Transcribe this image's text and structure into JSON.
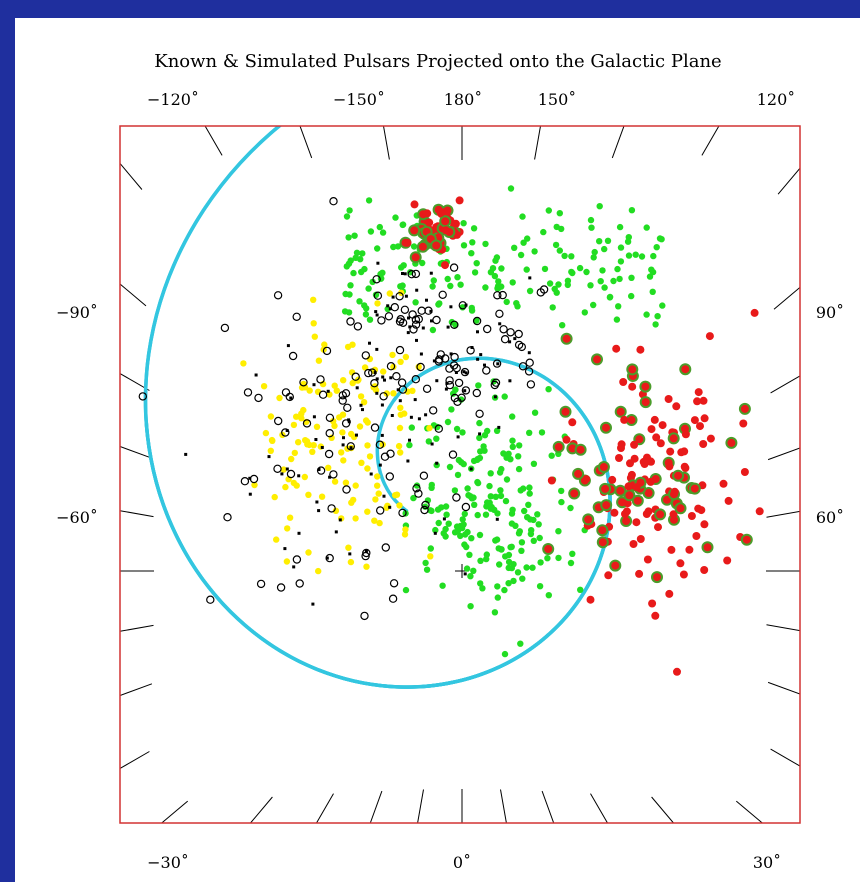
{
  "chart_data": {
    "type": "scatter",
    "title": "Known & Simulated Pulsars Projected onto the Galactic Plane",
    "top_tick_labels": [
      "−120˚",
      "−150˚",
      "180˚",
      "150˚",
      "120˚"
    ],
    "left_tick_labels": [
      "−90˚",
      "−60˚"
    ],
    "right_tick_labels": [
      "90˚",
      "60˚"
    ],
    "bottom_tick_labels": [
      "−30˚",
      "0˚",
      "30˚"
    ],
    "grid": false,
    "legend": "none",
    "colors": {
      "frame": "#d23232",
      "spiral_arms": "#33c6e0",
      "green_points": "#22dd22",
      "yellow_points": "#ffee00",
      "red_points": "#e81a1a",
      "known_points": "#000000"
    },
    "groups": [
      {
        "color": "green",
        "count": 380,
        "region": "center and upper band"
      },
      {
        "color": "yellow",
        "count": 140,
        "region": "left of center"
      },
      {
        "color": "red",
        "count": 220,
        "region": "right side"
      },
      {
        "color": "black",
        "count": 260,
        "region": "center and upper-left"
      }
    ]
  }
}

**Task to carry out:**
Gather all lines where the word "upper" appears.

**Expected answer:**
        "region": "center and upper band"
        "region": "center and upper-left"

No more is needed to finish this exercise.